▶ What is needed
State how many lines in the records hold the word "Automobilový", giving the number and no other text.

▶ Records for this exercise
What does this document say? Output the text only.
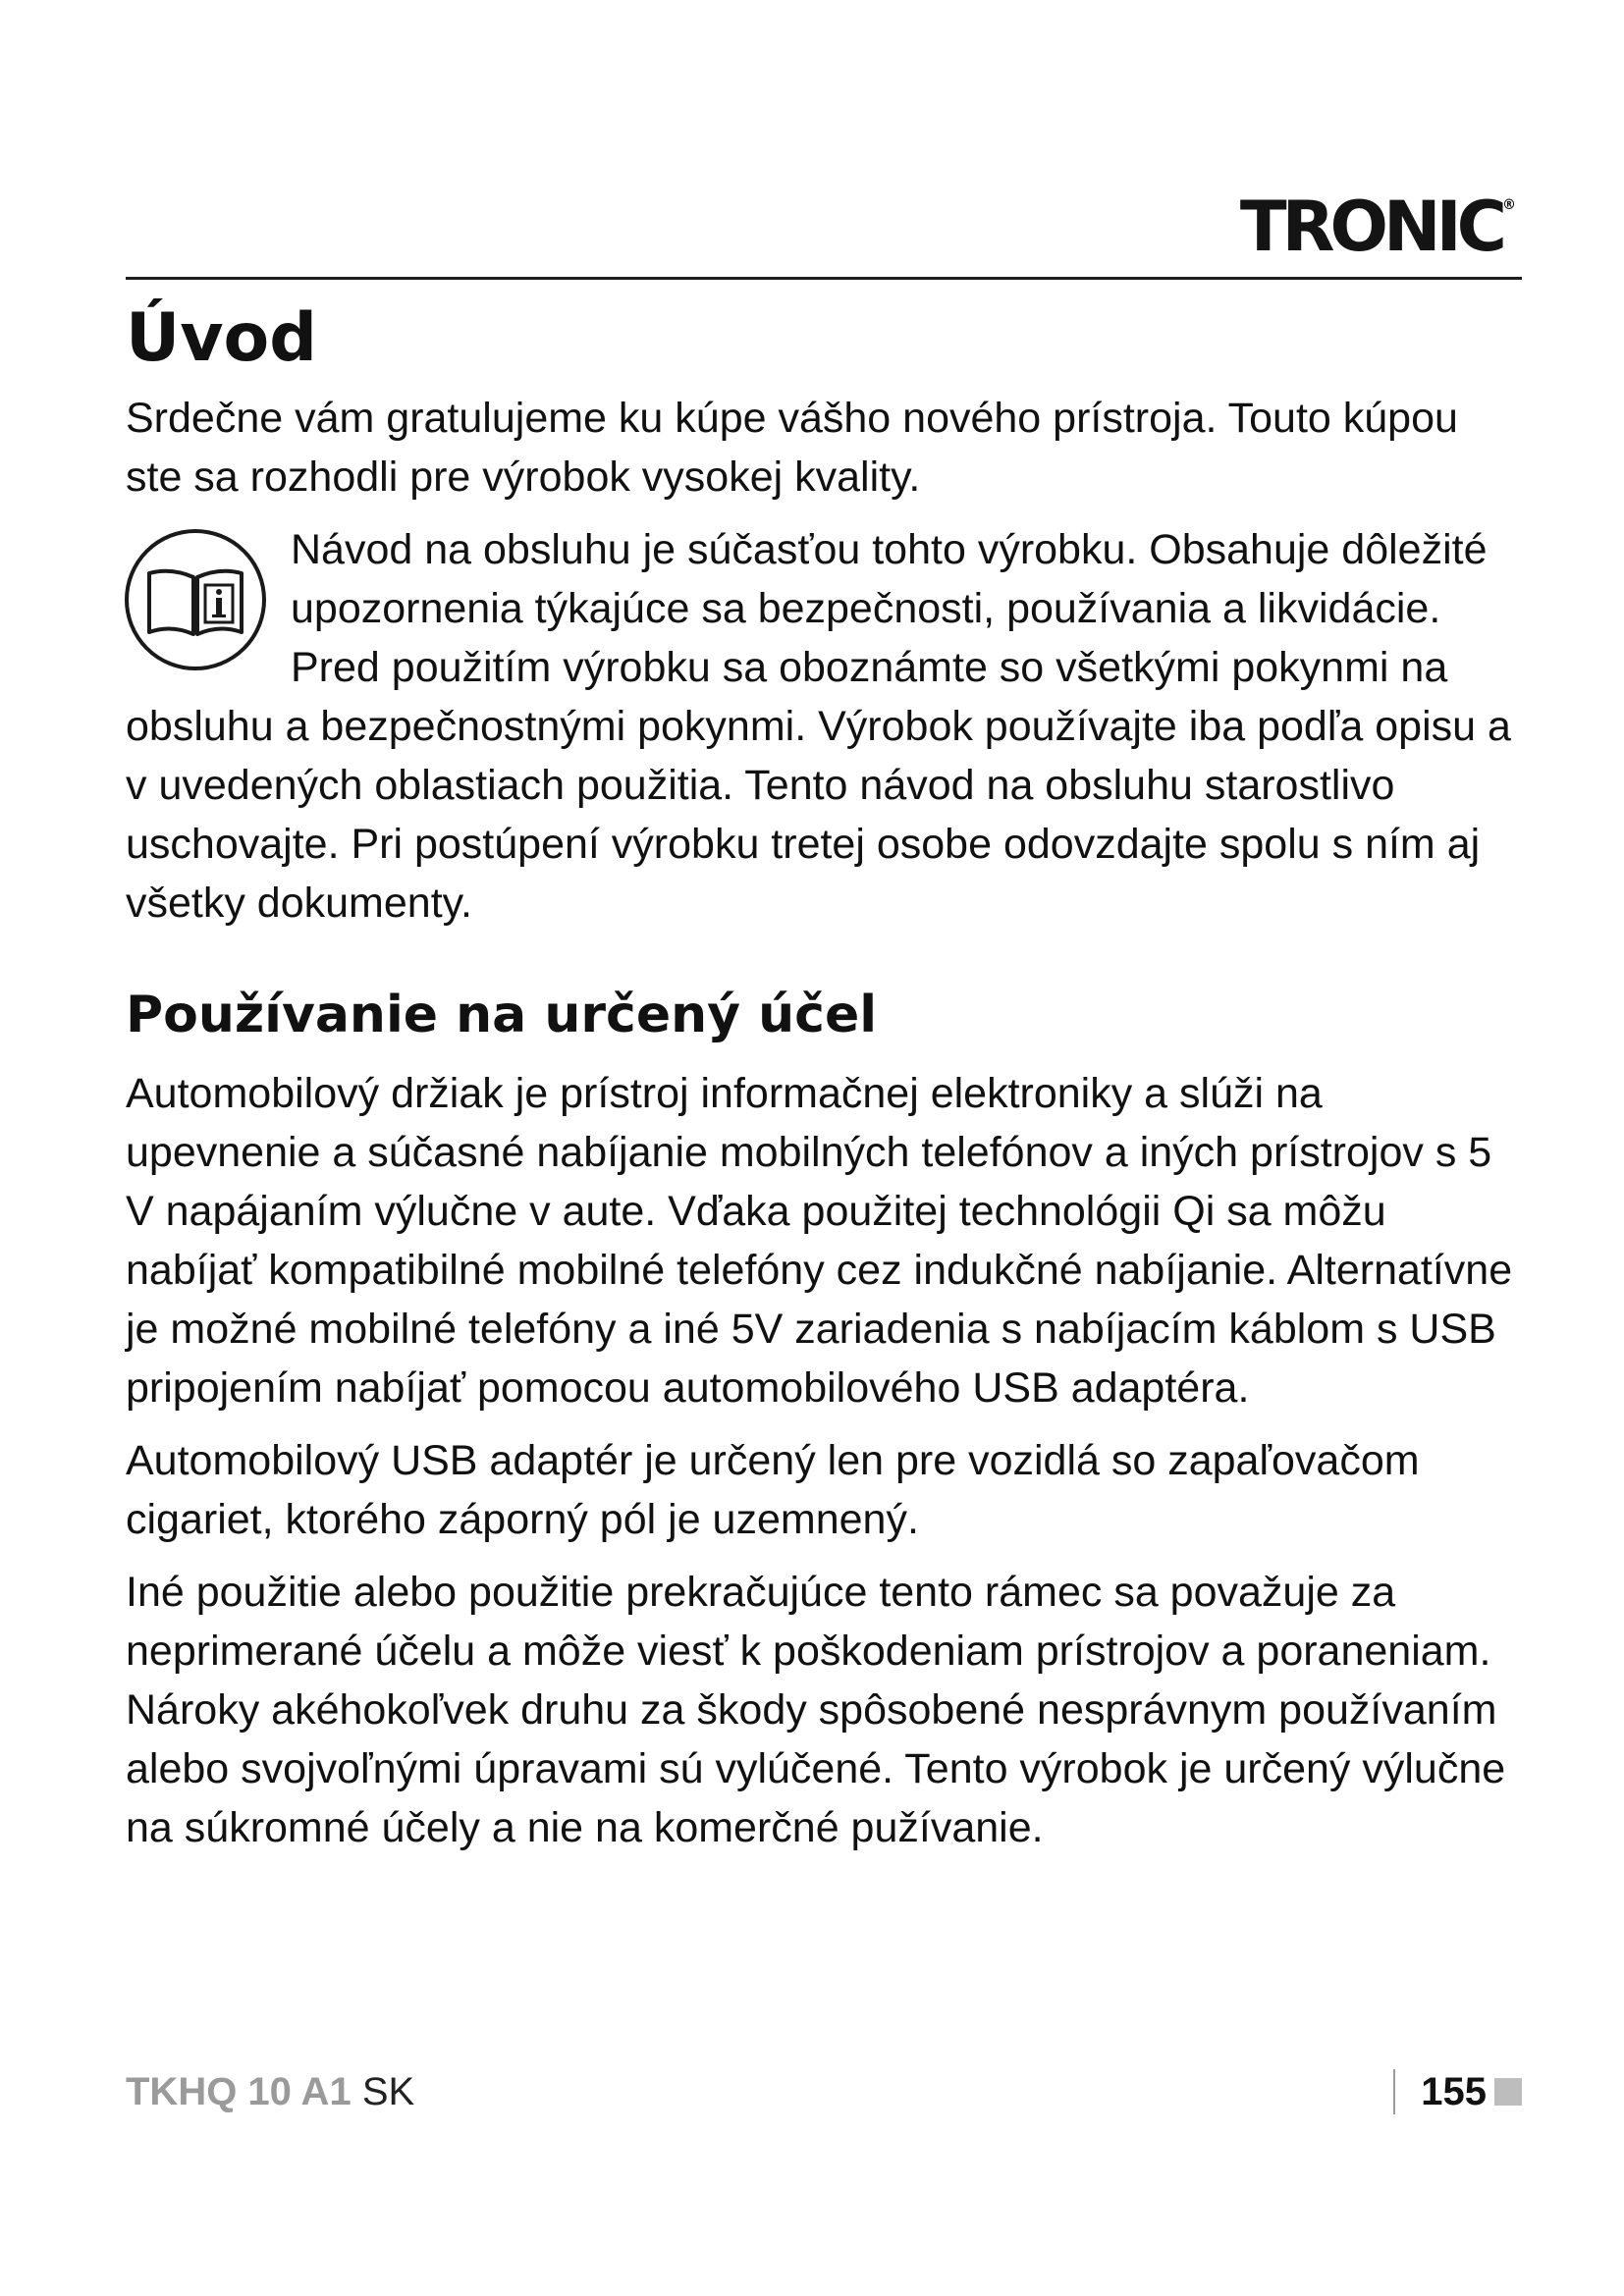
TRONIC®
Úvod

Srdečne vám gratulujeme ku kúpe vášho nového prístroja. Touto kúpou ste sa rozhodli pre výrobok vysokej kvality.

Návod na obsluhu je súčasťou tohto výrobku. Obsahuje dôležité upozornenia týkajúce sa bezpečnosti, používania a likvidácie. Pred použitím výrobku sa oboznámte so všetkými pokynmi na obsluhu a bezpečnostnými pokynmi. Výrobok používajte iba podľa opisu a v uvedených oblastiach použitia. Tento návod na obsluhu starostlivo uschovajte. Pri postúpení výrobku tretej osobe odovzdajte spolu s ním aj všetky dokumenty.

Používanie na určený účel

Automobilový držiak je prístroj informačnej elektroniky a slúži na upevnenie a súčasné nabíjanie mobilných telefónov a iných prístrojov s 5 V napájaním výlučne v aute. Vďaka použitej technológii Qi sa môžu nabíjať kompatibilné mobilné telefóny cez indukčné nabíjanie. Alternatívne je možné mobilné telefóny a iné 5V zariadenia s nabíjacím káblom s USB pripojením nabíjať pomocou automobilového USB adaptéra.

Automobilový USB adaptér je určený len pre vozidlá so zapaľovačom cigariet, ktorého záporný pól je uzemnený.

Iné použitie alebo použitie prekračujúce tento rámec sa považuje za neprimerané účelu a môže viesť k poškodeniam prístrojov a poraneniam. Nároky akéhokoľvek druhu za škody spôsobené nesprávnym používaním alebo svojvoľnými úpravami sú vylúčené. Tento výrobok je určený výlučne na súkromné účely a nie na komerčné pužívanie.

TKHQ 10 A1 SK	155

▶ Final result
2